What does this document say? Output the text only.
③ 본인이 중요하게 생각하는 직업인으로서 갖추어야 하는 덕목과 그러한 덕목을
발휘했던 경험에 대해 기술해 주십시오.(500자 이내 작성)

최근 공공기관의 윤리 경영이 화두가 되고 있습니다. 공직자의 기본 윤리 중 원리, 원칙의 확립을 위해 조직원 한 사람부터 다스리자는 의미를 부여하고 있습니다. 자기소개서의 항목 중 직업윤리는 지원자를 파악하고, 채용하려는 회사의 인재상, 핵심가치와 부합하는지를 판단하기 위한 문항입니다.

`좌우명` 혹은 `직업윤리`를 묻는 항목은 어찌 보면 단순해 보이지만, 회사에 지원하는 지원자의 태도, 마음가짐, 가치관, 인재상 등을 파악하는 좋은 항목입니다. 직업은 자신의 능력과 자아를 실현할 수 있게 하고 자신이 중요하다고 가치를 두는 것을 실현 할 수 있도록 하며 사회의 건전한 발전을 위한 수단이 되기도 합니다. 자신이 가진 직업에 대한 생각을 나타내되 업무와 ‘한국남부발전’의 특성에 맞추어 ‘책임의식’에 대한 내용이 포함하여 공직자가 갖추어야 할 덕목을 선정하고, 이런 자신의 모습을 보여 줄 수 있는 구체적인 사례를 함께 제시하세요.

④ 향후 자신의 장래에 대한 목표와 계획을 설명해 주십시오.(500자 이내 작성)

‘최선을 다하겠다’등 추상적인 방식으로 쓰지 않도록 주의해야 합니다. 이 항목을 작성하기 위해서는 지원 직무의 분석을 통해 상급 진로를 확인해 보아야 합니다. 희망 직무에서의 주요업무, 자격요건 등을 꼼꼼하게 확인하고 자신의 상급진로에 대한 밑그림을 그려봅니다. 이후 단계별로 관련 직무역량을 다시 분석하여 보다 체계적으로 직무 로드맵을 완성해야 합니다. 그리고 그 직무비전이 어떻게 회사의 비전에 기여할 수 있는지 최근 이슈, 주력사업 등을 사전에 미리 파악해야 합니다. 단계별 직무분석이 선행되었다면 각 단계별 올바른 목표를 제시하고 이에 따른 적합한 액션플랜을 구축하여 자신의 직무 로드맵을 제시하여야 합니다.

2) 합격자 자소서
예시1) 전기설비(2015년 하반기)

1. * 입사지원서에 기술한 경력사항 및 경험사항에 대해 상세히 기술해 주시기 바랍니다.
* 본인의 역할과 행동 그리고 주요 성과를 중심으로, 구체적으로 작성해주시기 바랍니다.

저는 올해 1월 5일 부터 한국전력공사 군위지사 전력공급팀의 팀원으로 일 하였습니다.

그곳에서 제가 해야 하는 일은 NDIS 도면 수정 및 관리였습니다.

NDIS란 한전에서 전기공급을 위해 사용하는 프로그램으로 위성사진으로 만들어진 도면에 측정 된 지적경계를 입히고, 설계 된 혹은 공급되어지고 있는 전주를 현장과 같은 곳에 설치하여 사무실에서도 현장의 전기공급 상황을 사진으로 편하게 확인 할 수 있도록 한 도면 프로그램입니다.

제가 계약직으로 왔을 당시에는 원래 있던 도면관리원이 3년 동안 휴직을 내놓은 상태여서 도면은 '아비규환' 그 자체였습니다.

Objective ::
Scan the material above. Copy each line where "갖추어야" occurs.

Reply to the task ::
③ 본인이 중요하게 생각하는 직업인으로서 갖추어야 하는 덕목과 그러한 덕목을
`좌우명` 혹은 `직업윤리`를 묻는 항목은 어찌 보면 단순해 보이지만, 회사에 지원하는 지원자의 태도, 마음가짐, 가치관, 인재상 등을 파악하는 좋은 항목입니다. 직업은 자신의 능력과 자아를 실현할 수 있게 하고 자신이 중요하다고 가치를 두는 것을 실현 할 수 있도록 하며 사회의 건전한 발전을 위한 수단이 되기도 합니다. 자신이 가진 직업에 대한 생각을 나타내되 업무와 ‘한국남부발전’의 특성에 맞추어 ‘책임의식’에 대한 내용이 포함하여 공직자가 갖추어야 할 덕목을 선정하고, 이런 자신의 모습을 보여 줄 수 있는 구체적인 사례를 함께 제시하세요.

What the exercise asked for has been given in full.